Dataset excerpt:
* * *

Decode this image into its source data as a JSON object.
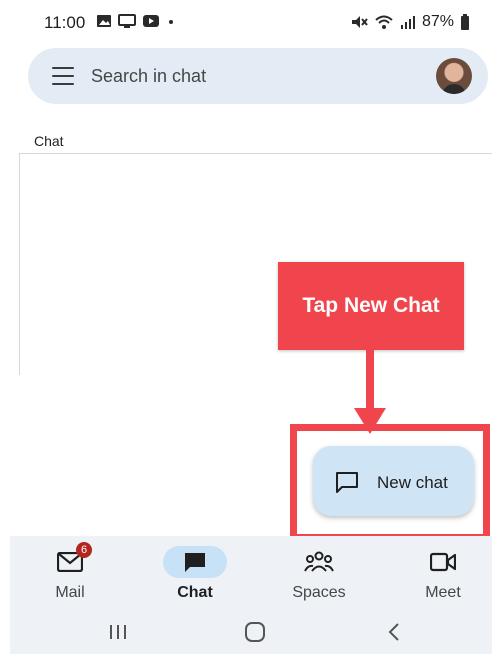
{
  "status_bar": {
    "time": "11:00",
    "battery": "87%",
    "icons_left": [
      "image-icon",
      "cast-icon",
      "youtube-icon",
      "dot-icon"
    ],
    "icons_right": [
      "mute-icon",
      "wifi-icon",
      "signal-icon",
      "battery-icon"
    ]
  },
  "search": {
    "placeholder": "Search in chat"
  },
  "section": {
    "chat_label": "Chat"
  },
  "annotation": {
    "callout_text": "Tap New Chat",
    "color": "#f0454c"
  },
  "fab": {
    "label": "New chat"
  },
  "bottom_nav": {
    "items": [
      {
        "label": "Mail",
        "icon": "mail-icon",
        "badge": "6"
      },
      {
        "label": "Chat",
        "icon": "chat-icon",
        "active": true
      },
      {
        "label": "Spaces",
        "icon": "spaces-icon"
      },
      {
        "label": "Meet",
        "icon": "video-icon"
      }
    ]
  },
  "system_nav": [
    "recent-apps-icon",
    "home-icon",
    "back-icon"
  ]
}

* * *

Request:
Drop the images and quote the entries word for word.

Output for this task:
Decode this image into its source data as a JSON object.
{
  "status_bar": {
    "time": "11:00",
    "battery": "87%",
    "icons_left": [
      "image-icon",
      "cast-icon",
      "youtube-icon",
      "dot-icon"
    ],
    "icons_right": [
      "mute-icon",
      "wifi-icon",
      "signal-icon",
      "battery-icon"
    ]
  },
  "search": {
    "placeholder": "Search in chat"
  },
  "section": {
    "chat_label": "Chat"
  },
  "annotation": {
    "callout_text": "Tap New Chat",
    "color": "#f0454c"
  },
  "fab": {
    "label": "New chat"
  },
  "bottom_nav": {
    "items": [
      {
        "label": "Mail",
        "icon": "mail-icon",
        "badge": "6"
      },
      {
        "label": "Chat",
        "icon": "chat-icon",
        "active": true
      },
      {
        "label": "Spaces",
        "icon": "spaces-icon"
      },
      {
        "label": "Meet",
        "icon": "video-icon"
      }
    ]
  },
  "system_nav": [
    "recent-apps-icon",
    "home-icon",
    "back-icon"
  ]
}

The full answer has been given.